**Work to complete**
Every line from the one containing "Output the text content of this document." to the final line of the material below must be reproduced exactly; leave out all other lines.

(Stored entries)

━━━━

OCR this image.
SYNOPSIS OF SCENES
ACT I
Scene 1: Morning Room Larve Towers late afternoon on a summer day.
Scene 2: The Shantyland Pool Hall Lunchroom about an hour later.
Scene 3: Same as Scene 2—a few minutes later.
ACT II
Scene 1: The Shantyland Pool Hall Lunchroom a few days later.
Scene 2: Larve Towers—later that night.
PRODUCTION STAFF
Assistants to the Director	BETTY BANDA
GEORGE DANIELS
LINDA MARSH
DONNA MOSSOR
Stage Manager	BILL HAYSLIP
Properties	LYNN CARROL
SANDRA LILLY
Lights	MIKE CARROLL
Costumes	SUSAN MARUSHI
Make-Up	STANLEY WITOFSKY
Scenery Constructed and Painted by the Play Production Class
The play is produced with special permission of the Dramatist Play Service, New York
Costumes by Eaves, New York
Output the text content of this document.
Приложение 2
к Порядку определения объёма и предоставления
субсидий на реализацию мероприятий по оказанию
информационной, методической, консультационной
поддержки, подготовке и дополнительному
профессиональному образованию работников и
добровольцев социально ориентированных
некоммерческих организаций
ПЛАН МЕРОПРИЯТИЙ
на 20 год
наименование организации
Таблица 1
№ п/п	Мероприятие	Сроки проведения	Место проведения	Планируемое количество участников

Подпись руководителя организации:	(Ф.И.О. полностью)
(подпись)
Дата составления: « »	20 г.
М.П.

━━━━

**Completed exercise**
Output the text content of this document.
Приложение 2
к Порядку определения объёма и предоставления
субсидий на реализацию мероприятий по оказанию
информационной, методической, консультационной
поддержки, подготовке и дополнительному
профессиональному образованию работников и
добровольцев социально ориентированных
некоммерческих организаций
ПЛАН МЕРОПРИЯТИЙ
на 20 год
наименование организации
Таблица 1
№ п/п	Мероприятие	Сроки проведения	Место проведения	Планируемое количество участников

Подпись руководителя организации:	(Ф.И.О. полностью)
(подпись)
Дата составления: « »	20 г.
М.П.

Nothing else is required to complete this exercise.